- Job:
Each entry below should be written out exactly as it is, with no pictures.
[START Materials provided]
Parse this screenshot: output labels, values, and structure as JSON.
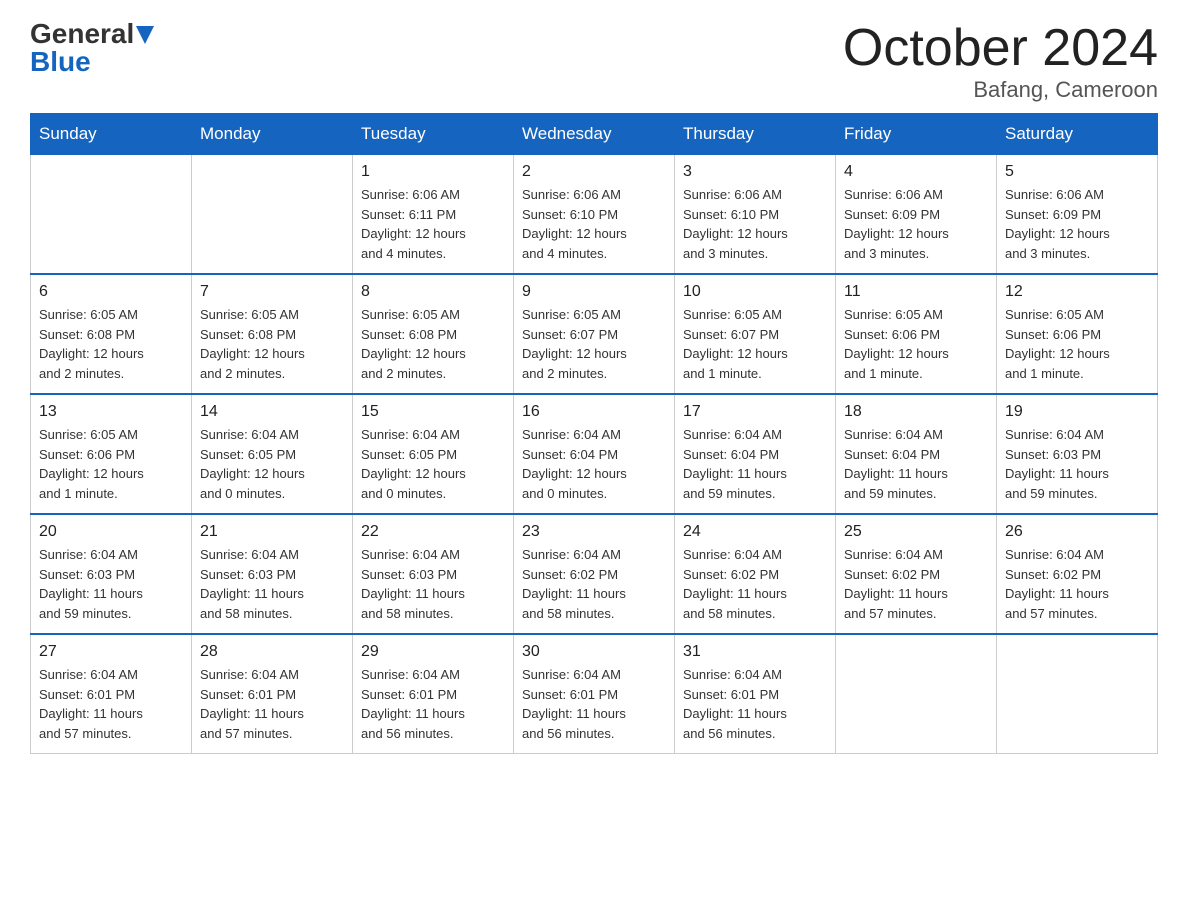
{
  "logo": {
    "general": "General",
    "blue": "Blue"
  },
  "title": "October 2024",
  "location": "Bafang, Cameroon",
  "days_of_week": [
    "Sunday",
    "Monday",
    "Tuesday",
    "Wednesday",
    "Thursday",
    "Friday",
    "Saturday"
  ],
  "weeks": [
    [
      {
        "day": "",
        "info": ""
      },
      {
        "day": "",
        "info": ""
      },
      {
        "day": "1",
        "info": "Sunrise: 6:06 AM\nSunset: 6:11 PM\nDaylight: 12 hours\nand 4 minutes."
      },
      {
        "day": "2",
        "info": "Sunrise: 6:06 AM\nSunset: 6:10 PM\nDaylight: 12 hours\nand 4 minutes."
      },
      {
        "day": "3",
        "info": "Sunrise: 6:06 AM\nSunset: 6:10 PM\nDaylight: 12 hours\nand 3 minutes."
      },
      {
        "day": "4",
        "info": "Sunrise: 6:06 AM\nSunset: 6:09 PM\nDaylight: 12 hours\nand 3 minutes."
      },
      {
        "day": "5",
        "info": "Sunrise: 6:06 AM\nSunset: 6:09 PM\nDaylight: 12 hours\nand 3 minutes."
      }
    ],
    [
      {
        "day": "6",
        "info": "Sunrise: 6:05 AM\nSunset: 6:08 PM\nDaylight: 12 hours\nand 2 minutes."
      },
      {
        "day": "7",
        "info": "Sunrise: 6:05 AM\nSunset: 6:08 PM\nDaylight: 12 hours\nand 2 minutes."
      },
      {
        "day": "8",
        "info": "Sunrise: 6:05 AM\nSunset: 6:08 PM\nDaylight: 12 hours\nand 2 minutes."
      },
      {
        "day": "9",
        "info": "Sunrise: 6:05 AM\nSunset: 6:07 PM\nDaylight: 12 hours\nand 2 minutes."
      },
      {
        "day": "10",
        "info": "Sunrise: 6:05 AM\nSunset: 6:07 PM\nDaylight: 12 hours\nand 1 minute."
      },
      {
        "day": "11",
        "info": "Sunrise: 6:05 AM\nSunset: 6:06 PM\nDaylight: 12 hours\nand 1 minute."
      },
      {
        "day": "12",
        "info": "Sunrise: 6:05 AM\nSunset: 6:06 PM\nDaylight: 12 hours\nand 1 minute."
      }
    ],
    [
      {
        "day": "13",
        "info": "Sunrise: 6:05 AM\nSunset: 6:06 PM\nDaylight: 12 hours\nand 1 minute."
      },
      {
        "day": "14",
        "info": "Sunrise: 6:04 AM\nSunset: 6:05 PM\nDaylight: 12 hours\nand 0 minutes."
      },
      {
        "day": "15",
        "info": "Sunrise: 6:04 AM\nSunset: 6:05 PM\nDaylight: 12 hours\nand 0 minutes."
      },
      {
        "day": "16",
        "info": "Sunrise: 6:04 AM\nSunset: 6:04 PM\nDaylight: 12 hours\nand 0 minutes."
      },
      {
        "day": "17",
        "info": "Sunrise: 6:04 AM\nSunset: 6:04 PM\nDaylight: 11 hours\nand 59 minutes."
      },
      {
        "day": "18",
        "info": "Sunrise: 6:04 AM\nSunset: 6:04 PM\nDaylight: 11 hours\nand 59 minutes."
      },
      {
        "day": "19",
        "info": "Sunrise: 6:04 AM\nSunset: 6:03 PM\nDaylight: 11 hours\nand 59 minutes."
      }
    ],
    [
      {
        "day": "20",
        "info": "Sunrise: 6:04 AM\nSunset: 6:03 PM\nDaylight: 11 hours\nand 59 minutes."
      },
      {
        "day": "21",
        "info": "Sunrise: 6:04 AM\nSunset: 6:03 PM\nDaylight: 11 hours\nand 58 minutes."
      },
      {
        "day": "22",
        "info": "Sunrise: 6:04 AM\nSunset: 6:03 PM\nDaylight: 11 hours\nand 58 minutes."
      },
      {
        "day": "23",
        "info": "Sunrise: 6:04 AM\nSunset: 6:02 PM\nDaylight: 11 hours\nand 58 minutes."
      },
      {
        "day": "24",
        "info": "Sunrise: 6:04 AM\nSunset: 6:02 PM\nDaylight: 11 hours\nand 58 minutes."
      },
      {
        "day": "25",
        "info": "Sunrise: 6:04 AM\nSunset: 6:02 PM\nDaylight: 11 hours\nand 57 minutes."
      },
      {
        "day": "26",
        "info": "Sunrise: 6:04 AM\nSunset: 6:02 PM\nDaylight: 11 hours\nand 57 minutes."
      }
    ],
    [
      {
        "day": "27",
        "info": "Sunrise: 6:04 AM\nSunset: 6:01 PM\nDaylight: 11 hours\nand 57 minutes."
      },
      {
        "day": "28",
        "info": "Sunrise: 6:04 AM\nSunset: 6:01 PM\nDaylight: 11 hours\nand 57 minutes."
      },
      {
        "day": "29",
        "info": "Sunrise: 6:04 AM\nSunset: 6:01 PM\nDaylight: 11 hours\nand 56 minutes."
      },
      {
        "day": "30",
        "info": "Sunrise: 6:04 AM\nSunset: 6:01 PM\nDaylight: 11 hours\nand 56 minutes."
      },
      {
        "day": "31",
        "info": "Sunrise: 6:04 AM\nSunset: 6:01 PM\nDaylight: 11 hours\nand 56 minutes."
      },
      {
        "day": "",
        "info": ""
      },
      {
        "day": "",
        "info": ""
      }
    ]
  ]
}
[END Materials provided]
- Result:
Parse this screenshot: output labels, values, and structure as JSON.
{
  "logo": {
    "general": "General",
    "blue": "Blue"
  },
  "title": "October 2024",
  "location": "Bafang, Cameroon",
  "days_of_week": [
    "Sunday",
    "Monday",
    "Tuesday",
    "Wednesday",
    "Thursday",
    "Friday",
    "Saturday"
  ],
  "weeks": [
    [
      {
        "day": "",
        "info": ""
      },
      {
        "day": "",
        "info": ""
      },
      {
        "day": "1",
        "info": "Sunrise: 6:06 AM\nSunset: 6:11 PM\nDaylight: 12 hours\nand 4 minutes."
      },
      {
        "day": "2",
        "info": "Sunrise: 6:06 AM\nSunset: 6:10 PM\nDaylight: 12 hours\nand 4 minutes."
      },
      {
        "day": "3",
        "info": "Sunrise: 6:06 AM\nSunset: 6:10 PM\nDaylight: 12 hours\nand 3 minutes."
      },
      {
        "day": "4",
        "info": "Sunrise: 6:06 AM\nSunset: 6:09 PM\nDaylight: 12 hours\nand 3 minutes."
      },
      {
        "day": "5",
        "info": "Sunrise: 6:06 AM\nSunset: 6:09 PM\nDaylight: 12 hours\nand 3 minutes."
      }
    ],
    [
      {
        "day": "6",
        "info": "Sunrise: 6:05 AM\nSunset: 6:08 PM\nDaylight: 12 hours\nand 2 minutes."
      },
      {
        "day": "7",
        "info": "Sunrise: 6:05 AM\nSunset: 6:08 PM\nDaylight: 12 hours\nand 2 minutes."
      },
      {
        "day": "8",
        "info": "Sunrise: 6:05 AM\nSunset: 6:08 PM\nDaylight: 12 hours\nand 2 minutes."
      },
      {
        "day": "9",
        "info": "Sunrise: 6:05 AM\nSunset: 6:07 PM\nDaylight: 12 hours\nand 2 minutes."
      },
      {
        "day": "10",
        "info": "Sunrise: 6:05 AM\nSunset: 6:07 PM\nDaylight: 12 hours\nand 1 minute."
      },
      {
        "day": "11",
        "info": "Sunrise: 6:05 AM\nSunset: 6:06 PM\nDaylight: 12 hours\nand 1 minute."
      },
      {
        "day": "12",
        "info": "Sunrise: 6:05 AM\nSunset: 6:06 PM\nDaylight: 12 hours\nand 1 minute."
      }
    ],
    [
      {
        "day": "13",
        "info": "Sunrise: 6:05 AM\nSunset: 6:06 PM\nDaylight: 12 hours\nand 1 minute."
      },
      {
        "day": "14",
        "info": "Sunrise: 6:04 AM\nSunset: 6:05 PM\nDaylight: 12 hours\nand 0 minutes."
      },
      {
        "day": "15",
        "info": "Sunrise: 6:04 AM\nSunset: 6:05 PM\nDaylight: 12 hours\nand 0 minutes."
      },
      {
        "day": "16",
        "info": "Sunrise: 6:04 AM\nSunset: 6:04 PM\nDaylight: 12 hours\nand 0 minutes."
      },
      {
        "day": "17",
        "info": "Sunrise: 6:04 AM\nSunset: 6:04 PM\nDaylight: 11 hours\nand 59 minutes."
      },
      {
        "day": "18",
        "info": "Sunrise: 6:04 AM\nSunset: 6:04 PM\nDaylight: 11 hours\nand 59 minutes."
      },
      {
        "day": "19",
        "info": "Sunrise: 6:04 AM\nSunset: 6:03 PM\nDaylight: 11 hours\nand 59 minutes."
      }
    ],
    [
      {
        "day": "20",
        "info": "Sunrise: 6:04 AM\nSunset: 6:03 PM\nDaylight: 11 hours\nand 59 minutes."
      },
      {
        "day": "21",
        "info": "Sunrise: 6:04 AM\nSunset: 6:03 PM\nDaylight: 11 hours\nand 58 minutes."
      },
      {
        "day": "22",
        "info": "Sunrise: 6:04 AM\nSunset: 6:03 PM\nDaylight: 11 hours\nand 58 minutes."
      },
      {
        "day": "23",
        "info": "Sunrise: 6:04 AM\nSunset: 6:02 PM\nDaylight: 11 hours\nand 58 minutes."
      },
      {
        "day": "24",
        "info": "Sunrise: 6:04 AM\nSunset: 6:02 PM\nDaylight: 11 hours\nand 58 minutes."
      },
      {
        "day": "25",
        "info": "Sunrise: 6:04 AM\nSunset: 6:02 PM\nDaylight: 11 hours\nand 57 minutes."
      },
      {
        "day": "26",
        "info": "Sunrise: 6:04 AM\nSunset: 6:02 PM\nDaylight: 11 hours\nand 57 minutes."
      }
    ],
    [
      {
        "day": "27",
        "info": "Sunrise: 6:04 AM\nSunset: 6:01 PM\nDaylight: 11 hours\nand 57 minutes."
      },
      {
        "day": "28",
        "info": "Sunrise: 6:04 AM\nSunset: 6:01 PM\nDaylight: 11 hours\nand 57 minutes."
      },
      {
        "day": "29",
        "info": "Sunrise: 6:04 AM\nSunset: 6:01 PM\nDaylight: 11 hours\nand 56 minutes."
      },
      {
        "day": "30",
        "info": "Sunrise: 6:04 AM\nSunset: 6:01 PM\nDaylight: 11 hours\nand 56 minutes."
      },
      {
        "day": "31",
        "info": "Sunrise: 6:04 AM\nSunset: 6:01 PM\nDaylight: 11 hours\nand 56 minutes."
      },
      {
        "day": "",
        "info": ""
      },
      {
        "day": "",
        "info": ""
      }
    ]
  ]
}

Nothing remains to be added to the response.